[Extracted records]
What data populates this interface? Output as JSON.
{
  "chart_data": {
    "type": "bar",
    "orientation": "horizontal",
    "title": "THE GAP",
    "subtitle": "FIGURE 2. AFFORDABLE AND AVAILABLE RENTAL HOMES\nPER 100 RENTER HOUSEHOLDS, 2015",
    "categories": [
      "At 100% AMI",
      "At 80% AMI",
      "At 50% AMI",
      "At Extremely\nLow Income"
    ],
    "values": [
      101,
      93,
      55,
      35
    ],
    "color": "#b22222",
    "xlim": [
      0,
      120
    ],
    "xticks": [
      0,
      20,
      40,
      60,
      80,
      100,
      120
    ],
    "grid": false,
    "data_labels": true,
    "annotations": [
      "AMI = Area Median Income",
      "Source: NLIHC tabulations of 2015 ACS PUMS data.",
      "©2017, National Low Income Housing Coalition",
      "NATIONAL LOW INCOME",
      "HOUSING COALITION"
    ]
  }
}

__PROBLEM REQUIREMENTS__. Transcribe the material above word for word.

__SOLUTION__.
What data populates this interface? Output as JSON.
{
  "chart_data": {
    "type": "bar",
    "orientation": "horizontal",
    "title": "THE GAP",
    "subtitle": "FIGURE 2. AFFORDABLE AND AVAILABLE RENTAL HOMES\nPER 100 RENTER HOUSEHOLDS, 2015",
    "categories": [
      "At 100% AMI",
      "At 80% AMI",
      "At 50% AMI",
      "At Extremely\nLow Income"
    ],
    "values": [
      101,
      93,
      55,
      35
    ],
    "color": "#b22222",
    "xlim": [
      0,
      120
    ],
    "xticks": [
      0,
      20,
      40,
      60,
      80,
      100,
      120
    ],
    "grid": false,
    "data_labels": true,
    "annotations": [
      "AMI = Area Median Income",
      "Source: NLIHC tabulations of 2015 ACS PUMS data.",
      "©2017, National Low Income Housing Coalition",
      "NATIONAL LOW INCOME",
      "HOUSING COALITION"
    ]
  }
}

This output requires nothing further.